═════ Given data

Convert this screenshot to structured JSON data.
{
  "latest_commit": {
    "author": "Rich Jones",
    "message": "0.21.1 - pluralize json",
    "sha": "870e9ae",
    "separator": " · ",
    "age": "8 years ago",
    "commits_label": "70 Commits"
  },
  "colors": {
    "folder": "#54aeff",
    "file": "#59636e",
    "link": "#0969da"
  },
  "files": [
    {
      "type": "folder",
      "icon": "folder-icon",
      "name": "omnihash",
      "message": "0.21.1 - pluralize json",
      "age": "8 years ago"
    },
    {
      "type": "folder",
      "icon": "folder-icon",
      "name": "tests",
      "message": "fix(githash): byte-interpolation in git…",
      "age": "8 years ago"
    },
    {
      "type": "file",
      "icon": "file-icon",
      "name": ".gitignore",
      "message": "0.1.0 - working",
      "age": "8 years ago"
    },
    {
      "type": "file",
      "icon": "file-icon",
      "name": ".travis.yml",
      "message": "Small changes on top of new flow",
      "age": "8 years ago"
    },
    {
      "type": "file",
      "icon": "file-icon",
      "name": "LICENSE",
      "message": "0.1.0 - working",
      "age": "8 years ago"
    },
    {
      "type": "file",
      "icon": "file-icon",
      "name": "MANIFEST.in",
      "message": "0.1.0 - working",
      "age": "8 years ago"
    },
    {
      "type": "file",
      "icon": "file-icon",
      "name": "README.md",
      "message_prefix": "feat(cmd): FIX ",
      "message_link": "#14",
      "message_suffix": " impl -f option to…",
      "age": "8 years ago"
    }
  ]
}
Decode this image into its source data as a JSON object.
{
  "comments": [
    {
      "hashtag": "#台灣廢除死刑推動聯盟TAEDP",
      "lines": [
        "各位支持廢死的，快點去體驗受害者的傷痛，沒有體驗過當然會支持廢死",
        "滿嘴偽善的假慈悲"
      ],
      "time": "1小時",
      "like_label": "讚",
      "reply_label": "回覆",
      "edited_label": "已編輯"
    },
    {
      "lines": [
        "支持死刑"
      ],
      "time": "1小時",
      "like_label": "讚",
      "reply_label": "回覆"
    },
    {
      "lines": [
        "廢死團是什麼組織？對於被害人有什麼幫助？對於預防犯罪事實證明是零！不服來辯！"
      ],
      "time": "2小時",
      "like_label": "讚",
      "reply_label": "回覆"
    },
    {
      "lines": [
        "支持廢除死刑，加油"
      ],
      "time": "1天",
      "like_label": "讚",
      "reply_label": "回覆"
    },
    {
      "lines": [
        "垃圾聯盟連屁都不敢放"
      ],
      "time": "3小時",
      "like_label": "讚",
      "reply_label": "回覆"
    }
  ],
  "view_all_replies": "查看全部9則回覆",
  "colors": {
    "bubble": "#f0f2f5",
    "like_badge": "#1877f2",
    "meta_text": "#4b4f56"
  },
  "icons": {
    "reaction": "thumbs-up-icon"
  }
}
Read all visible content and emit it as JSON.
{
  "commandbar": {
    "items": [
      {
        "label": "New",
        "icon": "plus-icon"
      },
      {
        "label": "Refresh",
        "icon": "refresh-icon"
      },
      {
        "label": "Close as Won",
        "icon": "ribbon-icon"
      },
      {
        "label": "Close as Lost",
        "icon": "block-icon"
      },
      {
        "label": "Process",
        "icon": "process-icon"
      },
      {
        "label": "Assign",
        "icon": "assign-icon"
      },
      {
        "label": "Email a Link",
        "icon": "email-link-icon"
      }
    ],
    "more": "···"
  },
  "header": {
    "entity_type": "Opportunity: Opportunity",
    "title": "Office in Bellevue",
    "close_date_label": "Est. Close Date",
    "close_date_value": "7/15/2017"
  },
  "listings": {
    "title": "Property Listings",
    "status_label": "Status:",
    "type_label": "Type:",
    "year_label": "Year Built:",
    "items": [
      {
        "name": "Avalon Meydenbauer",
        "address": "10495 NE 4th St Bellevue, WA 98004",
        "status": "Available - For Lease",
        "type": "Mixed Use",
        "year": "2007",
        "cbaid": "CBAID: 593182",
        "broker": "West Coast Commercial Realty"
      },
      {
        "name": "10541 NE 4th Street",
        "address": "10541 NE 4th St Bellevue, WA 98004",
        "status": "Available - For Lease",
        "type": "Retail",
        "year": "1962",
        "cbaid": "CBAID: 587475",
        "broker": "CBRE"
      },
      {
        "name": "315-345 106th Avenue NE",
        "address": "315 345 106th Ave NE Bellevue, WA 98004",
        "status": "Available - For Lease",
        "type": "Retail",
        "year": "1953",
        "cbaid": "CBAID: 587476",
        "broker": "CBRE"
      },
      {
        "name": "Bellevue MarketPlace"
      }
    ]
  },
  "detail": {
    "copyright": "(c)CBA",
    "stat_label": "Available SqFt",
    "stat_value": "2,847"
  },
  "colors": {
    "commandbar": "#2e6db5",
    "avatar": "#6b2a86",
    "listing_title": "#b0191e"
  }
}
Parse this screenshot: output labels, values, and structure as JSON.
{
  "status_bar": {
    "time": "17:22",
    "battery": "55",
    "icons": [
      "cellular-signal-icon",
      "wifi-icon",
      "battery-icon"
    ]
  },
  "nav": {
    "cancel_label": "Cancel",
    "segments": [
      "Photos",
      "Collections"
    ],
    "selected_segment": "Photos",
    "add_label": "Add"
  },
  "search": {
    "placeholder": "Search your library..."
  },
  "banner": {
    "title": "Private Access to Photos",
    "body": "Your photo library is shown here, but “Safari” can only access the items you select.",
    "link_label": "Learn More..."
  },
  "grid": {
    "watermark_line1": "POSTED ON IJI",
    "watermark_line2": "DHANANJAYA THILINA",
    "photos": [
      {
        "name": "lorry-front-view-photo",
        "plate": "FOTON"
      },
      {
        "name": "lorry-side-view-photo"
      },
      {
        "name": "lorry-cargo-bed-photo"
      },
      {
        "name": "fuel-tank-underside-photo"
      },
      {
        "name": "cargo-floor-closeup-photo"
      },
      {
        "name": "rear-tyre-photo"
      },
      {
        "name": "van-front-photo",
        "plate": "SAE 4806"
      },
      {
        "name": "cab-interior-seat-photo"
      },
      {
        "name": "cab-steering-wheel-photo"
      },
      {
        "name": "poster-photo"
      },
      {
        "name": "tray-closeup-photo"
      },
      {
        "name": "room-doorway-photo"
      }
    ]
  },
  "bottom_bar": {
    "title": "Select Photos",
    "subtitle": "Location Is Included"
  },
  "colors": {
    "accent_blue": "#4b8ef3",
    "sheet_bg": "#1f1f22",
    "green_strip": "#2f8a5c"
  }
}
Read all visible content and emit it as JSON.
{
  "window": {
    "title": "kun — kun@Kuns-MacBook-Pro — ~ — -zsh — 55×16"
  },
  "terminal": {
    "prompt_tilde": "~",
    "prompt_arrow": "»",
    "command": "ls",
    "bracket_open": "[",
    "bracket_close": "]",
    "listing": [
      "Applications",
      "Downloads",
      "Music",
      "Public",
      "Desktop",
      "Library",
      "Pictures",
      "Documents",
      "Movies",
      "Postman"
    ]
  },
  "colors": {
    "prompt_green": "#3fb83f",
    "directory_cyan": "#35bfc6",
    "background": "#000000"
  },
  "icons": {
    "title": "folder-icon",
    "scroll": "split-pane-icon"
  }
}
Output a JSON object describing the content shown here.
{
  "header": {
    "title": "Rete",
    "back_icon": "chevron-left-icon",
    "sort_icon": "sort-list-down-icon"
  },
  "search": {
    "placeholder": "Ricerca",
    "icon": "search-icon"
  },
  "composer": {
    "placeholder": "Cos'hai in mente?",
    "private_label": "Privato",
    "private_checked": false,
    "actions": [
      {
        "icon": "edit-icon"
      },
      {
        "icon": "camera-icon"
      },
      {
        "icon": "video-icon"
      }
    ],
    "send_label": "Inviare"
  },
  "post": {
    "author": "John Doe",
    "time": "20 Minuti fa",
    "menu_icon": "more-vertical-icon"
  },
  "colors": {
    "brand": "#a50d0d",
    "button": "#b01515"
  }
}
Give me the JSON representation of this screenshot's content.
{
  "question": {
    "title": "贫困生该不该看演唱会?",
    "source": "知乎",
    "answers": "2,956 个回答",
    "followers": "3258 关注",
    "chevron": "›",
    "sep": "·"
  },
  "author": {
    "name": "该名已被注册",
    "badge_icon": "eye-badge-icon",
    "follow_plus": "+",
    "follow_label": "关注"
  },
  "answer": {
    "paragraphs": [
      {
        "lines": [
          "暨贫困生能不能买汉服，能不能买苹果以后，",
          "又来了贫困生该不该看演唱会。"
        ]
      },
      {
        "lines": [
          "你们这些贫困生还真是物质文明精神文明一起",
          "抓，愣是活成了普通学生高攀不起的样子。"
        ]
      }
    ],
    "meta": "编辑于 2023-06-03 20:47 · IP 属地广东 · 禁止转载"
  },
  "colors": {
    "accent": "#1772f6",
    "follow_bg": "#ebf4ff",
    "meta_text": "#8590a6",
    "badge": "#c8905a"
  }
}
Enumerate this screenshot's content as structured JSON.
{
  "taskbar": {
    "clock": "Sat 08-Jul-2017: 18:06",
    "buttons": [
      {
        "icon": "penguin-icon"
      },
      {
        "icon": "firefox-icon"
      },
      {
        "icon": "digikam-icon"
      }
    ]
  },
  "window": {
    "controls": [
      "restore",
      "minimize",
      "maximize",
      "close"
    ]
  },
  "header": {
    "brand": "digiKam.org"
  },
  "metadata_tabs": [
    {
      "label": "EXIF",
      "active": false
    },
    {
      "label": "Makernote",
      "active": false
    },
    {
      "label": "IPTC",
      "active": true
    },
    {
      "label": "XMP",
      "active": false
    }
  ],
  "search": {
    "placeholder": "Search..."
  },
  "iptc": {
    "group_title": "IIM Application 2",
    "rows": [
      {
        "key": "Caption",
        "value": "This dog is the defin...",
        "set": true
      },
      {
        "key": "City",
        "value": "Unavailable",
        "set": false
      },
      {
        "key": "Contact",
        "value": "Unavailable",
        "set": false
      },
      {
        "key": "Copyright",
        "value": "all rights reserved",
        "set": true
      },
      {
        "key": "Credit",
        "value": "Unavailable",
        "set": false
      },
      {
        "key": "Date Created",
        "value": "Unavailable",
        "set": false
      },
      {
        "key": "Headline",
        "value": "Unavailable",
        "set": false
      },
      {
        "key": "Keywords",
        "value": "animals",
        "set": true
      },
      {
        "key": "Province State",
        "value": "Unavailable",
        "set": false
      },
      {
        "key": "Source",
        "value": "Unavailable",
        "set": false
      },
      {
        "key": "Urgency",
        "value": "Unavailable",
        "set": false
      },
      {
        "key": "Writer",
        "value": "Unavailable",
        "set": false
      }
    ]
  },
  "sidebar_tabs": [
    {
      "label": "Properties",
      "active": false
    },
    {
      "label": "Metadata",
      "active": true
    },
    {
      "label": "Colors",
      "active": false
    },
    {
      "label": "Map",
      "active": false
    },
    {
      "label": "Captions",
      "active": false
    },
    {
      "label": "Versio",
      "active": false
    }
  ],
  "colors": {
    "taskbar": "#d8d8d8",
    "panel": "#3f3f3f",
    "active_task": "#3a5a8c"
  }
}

══════════

*Given exercise*
Tally the lines of the material above that contain the word "screenshot" and report the total alone.

*Final answer*
4